* _Required work_:
Copy each line in the data that includes the word "工作的趣味性".

* _Dataset content_:
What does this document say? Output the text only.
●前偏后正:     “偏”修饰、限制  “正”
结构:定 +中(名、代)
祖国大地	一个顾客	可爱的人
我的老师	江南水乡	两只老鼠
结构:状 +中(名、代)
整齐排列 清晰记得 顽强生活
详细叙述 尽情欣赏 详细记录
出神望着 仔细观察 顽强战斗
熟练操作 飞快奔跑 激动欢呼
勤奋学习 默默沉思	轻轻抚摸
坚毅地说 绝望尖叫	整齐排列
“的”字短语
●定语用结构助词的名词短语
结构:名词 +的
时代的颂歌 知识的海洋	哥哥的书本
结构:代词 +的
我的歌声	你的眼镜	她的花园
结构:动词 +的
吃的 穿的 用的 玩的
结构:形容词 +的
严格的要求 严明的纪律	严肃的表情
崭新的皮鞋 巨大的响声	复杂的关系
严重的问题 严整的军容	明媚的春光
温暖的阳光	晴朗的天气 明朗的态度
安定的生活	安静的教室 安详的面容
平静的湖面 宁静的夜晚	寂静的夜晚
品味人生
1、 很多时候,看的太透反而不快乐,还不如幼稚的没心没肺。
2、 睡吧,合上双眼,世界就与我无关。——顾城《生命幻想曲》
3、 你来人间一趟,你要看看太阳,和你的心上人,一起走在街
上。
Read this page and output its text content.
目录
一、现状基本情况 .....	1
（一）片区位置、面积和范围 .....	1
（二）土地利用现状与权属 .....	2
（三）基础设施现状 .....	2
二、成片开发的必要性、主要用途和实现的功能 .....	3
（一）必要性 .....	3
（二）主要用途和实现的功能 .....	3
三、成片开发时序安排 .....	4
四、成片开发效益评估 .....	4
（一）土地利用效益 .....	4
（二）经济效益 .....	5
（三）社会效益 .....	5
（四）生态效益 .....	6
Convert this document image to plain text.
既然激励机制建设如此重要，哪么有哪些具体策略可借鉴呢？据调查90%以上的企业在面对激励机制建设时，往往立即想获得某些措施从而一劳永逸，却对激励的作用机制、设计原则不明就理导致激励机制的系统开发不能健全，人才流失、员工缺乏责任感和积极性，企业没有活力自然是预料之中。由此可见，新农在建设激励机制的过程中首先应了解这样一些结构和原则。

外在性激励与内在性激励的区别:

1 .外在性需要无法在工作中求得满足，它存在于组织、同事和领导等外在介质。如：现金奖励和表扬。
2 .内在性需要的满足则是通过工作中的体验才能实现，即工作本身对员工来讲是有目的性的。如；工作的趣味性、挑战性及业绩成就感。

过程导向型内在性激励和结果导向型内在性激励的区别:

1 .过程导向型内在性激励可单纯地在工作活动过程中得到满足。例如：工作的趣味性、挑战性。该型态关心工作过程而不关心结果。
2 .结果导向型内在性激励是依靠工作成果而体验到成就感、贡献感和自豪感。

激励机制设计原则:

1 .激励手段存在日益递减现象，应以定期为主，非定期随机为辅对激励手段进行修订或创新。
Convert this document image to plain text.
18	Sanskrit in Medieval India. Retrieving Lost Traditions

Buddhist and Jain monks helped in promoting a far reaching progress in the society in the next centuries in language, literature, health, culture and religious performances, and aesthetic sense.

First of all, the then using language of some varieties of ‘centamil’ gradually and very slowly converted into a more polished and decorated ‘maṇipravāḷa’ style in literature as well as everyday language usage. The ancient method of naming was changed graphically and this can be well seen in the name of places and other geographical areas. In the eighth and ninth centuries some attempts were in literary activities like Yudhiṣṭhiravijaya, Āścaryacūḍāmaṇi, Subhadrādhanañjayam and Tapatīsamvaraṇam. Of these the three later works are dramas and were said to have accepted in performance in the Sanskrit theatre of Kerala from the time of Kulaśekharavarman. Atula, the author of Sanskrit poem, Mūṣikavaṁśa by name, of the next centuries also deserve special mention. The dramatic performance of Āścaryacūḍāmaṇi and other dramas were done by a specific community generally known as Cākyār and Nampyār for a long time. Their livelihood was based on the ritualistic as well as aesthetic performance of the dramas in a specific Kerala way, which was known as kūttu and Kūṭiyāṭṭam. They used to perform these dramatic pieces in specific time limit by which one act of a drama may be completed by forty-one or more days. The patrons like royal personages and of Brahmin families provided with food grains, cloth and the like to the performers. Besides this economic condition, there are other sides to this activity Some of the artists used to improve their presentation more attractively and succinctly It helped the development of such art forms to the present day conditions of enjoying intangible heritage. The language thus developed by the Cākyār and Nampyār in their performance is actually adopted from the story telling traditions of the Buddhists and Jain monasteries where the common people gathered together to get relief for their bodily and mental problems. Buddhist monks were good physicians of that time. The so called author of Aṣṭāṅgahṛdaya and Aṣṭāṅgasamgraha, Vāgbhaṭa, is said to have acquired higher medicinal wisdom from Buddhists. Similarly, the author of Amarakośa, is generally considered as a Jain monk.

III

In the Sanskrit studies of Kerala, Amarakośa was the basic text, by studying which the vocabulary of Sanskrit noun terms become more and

* _Answer to the exercise_:
2 .内在性需要的满足则是通过工作中的体验才能实现，即工作本身对员工来讲是有目的性的。如；工作的趣味性、挑战性及业绩成就感。
1 .过程导向型内在性激励可单纯地在工作活动过程中得到满足。例如：工作的趣味性、挑战性。该型态关心工作过程而不关心结果。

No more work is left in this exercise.